§ Your task
Tally the lines holding the word "opportunity" and state the count by itself.

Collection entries
** begin **

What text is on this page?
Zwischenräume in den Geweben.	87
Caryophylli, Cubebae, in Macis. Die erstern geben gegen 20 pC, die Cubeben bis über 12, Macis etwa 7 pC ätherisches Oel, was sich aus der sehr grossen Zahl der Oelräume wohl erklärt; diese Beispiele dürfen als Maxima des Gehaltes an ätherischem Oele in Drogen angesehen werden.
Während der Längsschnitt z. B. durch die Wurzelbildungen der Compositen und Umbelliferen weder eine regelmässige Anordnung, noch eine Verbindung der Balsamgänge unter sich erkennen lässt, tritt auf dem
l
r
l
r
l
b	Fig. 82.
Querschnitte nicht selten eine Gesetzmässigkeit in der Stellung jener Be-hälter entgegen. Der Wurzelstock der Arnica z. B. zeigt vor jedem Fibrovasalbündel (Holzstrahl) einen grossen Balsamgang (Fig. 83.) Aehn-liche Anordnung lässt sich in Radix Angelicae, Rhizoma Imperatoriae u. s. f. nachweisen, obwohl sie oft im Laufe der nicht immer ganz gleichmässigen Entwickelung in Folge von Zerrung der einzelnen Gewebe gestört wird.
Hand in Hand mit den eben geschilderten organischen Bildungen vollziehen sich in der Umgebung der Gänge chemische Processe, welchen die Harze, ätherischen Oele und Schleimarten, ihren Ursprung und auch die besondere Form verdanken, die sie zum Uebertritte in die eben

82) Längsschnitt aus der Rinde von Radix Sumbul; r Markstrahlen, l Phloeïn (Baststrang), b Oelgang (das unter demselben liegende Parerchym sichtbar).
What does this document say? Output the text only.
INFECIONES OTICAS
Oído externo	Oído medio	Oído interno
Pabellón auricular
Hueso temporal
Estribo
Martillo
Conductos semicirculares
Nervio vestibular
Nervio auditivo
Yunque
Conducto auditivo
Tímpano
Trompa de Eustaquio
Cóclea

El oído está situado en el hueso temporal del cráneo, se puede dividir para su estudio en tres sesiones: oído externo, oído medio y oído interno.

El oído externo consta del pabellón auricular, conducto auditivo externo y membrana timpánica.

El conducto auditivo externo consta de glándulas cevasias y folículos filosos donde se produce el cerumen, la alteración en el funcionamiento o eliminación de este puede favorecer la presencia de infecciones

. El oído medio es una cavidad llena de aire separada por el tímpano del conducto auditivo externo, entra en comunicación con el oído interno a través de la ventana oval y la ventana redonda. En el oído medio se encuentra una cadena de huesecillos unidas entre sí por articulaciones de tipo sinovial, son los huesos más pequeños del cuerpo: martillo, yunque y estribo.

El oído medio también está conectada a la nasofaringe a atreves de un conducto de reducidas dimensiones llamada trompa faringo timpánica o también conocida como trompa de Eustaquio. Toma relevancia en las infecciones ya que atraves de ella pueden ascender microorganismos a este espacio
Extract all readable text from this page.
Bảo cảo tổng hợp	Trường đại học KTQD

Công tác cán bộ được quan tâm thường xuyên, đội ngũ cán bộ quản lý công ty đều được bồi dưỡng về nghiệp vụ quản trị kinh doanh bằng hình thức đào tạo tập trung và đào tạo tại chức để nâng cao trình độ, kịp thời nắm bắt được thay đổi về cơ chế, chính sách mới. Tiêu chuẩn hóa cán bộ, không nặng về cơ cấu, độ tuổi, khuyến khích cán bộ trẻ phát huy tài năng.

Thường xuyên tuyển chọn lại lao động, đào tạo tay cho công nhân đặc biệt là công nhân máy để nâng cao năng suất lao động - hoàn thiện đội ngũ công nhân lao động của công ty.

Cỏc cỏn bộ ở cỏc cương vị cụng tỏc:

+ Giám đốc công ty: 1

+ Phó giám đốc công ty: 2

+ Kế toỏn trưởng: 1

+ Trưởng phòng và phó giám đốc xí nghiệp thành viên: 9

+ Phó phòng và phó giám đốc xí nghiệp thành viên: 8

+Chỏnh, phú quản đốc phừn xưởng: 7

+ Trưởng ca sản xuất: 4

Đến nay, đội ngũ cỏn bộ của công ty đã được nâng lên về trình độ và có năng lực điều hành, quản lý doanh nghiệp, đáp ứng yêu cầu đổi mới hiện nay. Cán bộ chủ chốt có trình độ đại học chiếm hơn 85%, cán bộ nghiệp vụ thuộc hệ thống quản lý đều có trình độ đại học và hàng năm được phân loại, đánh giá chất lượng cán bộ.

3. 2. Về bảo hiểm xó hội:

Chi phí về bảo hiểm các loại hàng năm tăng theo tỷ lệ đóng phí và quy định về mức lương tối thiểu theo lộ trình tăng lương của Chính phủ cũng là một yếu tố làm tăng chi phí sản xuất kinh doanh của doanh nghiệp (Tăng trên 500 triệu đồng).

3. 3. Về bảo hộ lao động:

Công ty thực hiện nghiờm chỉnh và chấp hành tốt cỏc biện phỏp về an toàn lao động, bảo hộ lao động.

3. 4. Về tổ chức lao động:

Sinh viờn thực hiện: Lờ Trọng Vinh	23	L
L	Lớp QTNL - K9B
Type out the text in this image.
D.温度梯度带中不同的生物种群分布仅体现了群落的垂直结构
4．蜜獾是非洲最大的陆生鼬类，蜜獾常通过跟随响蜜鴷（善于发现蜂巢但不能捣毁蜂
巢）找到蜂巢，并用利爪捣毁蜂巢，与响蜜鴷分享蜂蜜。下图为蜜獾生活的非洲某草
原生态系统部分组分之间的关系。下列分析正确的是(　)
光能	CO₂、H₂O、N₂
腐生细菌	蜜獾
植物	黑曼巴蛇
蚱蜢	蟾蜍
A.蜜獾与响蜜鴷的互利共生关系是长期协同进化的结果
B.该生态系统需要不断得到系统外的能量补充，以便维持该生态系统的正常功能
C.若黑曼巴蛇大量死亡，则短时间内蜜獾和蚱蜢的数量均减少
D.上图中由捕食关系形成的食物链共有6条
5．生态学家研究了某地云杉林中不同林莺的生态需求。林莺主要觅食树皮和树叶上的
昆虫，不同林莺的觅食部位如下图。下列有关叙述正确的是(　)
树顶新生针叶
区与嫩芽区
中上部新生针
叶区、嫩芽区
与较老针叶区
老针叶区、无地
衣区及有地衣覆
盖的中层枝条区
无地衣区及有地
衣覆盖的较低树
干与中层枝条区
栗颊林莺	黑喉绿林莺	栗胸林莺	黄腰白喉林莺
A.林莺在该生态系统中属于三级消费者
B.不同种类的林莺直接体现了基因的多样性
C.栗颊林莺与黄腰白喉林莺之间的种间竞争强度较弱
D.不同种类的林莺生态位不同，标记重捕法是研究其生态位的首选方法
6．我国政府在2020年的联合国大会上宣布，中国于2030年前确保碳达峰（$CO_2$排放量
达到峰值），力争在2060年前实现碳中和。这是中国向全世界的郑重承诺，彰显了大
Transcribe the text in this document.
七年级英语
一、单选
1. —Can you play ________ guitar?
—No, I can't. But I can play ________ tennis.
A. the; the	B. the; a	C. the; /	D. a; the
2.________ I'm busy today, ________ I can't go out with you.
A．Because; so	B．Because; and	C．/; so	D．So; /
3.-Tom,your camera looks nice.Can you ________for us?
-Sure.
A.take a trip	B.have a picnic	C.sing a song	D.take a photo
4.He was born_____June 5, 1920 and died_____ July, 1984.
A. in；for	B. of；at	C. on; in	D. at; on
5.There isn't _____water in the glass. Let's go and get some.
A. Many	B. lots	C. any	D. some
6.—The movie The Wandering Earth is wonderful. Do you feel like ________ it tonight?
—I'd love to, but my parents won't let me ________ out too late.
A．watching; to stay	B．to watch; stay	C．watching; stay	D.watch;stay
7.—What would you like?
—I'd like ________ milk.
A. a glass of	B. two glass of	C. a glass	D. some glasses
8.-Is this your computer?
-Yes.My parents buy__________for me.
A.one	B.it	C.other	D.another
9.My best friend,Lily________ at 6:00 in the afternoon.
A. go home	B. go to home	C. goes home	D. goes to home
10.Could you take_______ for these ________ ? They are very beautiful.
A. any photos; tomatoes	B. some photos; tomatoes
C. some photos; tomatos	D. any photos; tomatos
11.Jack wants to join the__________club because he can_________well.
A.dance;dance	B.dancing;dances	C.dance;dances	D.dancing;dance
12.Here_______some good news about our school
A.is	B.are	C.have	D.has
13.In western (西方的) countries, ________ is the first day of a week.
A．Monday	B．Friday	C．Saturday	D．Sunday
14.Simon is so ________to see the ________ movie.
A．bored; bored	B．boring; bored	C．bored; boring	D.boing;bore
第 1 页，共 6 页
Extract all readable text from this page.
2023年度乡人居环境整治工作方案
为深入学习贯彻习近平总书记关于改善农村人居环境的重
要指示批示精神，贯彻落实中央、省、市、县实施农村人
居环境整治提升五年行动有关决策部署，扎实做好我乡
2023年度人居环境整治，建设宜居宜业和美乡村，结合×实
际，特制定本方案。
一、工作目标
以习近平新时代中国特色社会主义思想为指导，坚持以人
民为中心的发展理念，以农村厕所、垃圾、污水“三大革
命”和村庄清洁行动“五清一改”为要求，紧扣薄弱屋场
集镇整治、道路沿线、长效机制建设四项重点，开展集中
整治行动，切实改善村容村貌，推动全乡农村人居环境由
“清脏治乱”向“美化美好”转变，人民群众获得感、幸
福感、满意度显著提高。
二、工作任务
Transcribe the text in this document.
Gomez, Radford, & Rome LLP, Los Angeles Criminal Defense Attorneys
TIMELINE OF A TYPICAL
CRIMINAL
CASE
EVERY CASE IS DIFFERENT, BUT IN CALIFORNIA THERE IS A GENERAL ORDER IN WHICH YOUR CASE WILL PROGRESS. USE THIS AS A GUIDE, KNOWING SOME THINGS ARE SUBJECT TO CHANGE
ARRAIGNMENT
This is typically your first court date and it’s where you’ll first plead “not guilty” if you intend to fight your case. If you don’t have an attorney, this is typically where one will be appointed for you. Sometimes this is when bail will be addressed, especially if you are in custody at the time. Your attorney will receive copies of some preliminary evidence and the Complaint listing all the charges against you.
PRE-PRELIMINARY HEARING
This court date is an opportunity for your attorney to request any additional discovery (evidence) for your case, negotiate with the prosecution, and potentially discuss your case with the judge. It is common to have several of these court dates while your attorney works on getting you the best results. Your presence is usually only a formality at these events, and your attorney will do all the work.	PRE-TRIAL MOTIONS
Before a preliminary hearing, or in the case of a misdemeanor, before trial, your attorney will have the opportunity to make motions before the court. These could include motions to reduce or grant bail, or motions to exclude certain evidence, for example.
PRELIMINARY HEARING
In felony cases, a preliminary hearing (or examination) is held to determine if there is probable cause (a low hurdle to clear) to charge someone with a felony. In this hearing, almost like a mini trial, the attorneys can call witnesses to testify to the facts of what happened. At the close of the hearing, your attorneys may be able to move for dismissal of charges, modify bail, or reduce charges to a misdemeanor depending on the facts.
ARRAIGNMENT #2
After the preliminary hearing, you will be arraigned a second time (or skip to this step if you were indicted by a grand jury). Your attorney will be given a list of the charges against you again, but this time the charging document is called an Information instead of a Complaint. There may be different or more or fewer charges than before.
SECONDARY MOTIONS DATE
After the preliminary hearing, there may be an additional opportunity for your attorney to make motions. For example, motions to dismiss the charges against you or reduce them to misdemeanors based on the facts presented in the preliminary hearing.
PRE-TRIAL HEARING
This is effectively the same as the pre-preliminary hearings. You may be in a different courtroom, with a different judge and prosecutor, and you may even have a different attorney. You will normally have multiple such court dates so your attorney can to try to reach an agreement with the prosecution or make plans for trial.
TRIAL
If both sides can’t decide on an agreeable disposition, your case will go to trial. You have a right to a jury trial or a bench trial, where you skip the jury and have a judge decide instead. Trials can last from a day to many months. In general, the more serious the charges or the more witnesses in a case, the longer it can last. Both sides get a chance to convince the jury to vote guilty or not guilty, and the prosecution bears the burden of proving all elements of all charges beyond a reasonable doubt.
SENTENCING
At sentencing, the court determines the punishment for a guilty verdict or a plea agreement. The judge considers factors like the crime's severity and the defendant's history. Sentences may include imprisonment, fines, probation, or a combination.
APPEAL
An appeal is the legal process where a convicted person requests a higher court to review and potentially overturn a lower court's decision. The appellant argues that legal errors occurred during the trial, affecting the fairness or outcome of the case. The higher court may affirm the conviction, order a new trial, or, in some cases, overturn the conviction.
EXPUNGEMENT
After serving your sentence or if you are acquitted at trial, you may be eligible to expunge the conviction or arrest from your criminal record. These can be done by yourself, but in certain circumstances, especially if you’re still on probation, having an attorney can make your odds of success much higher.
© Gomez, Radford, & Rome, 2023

** end **

§ Reply to the task
3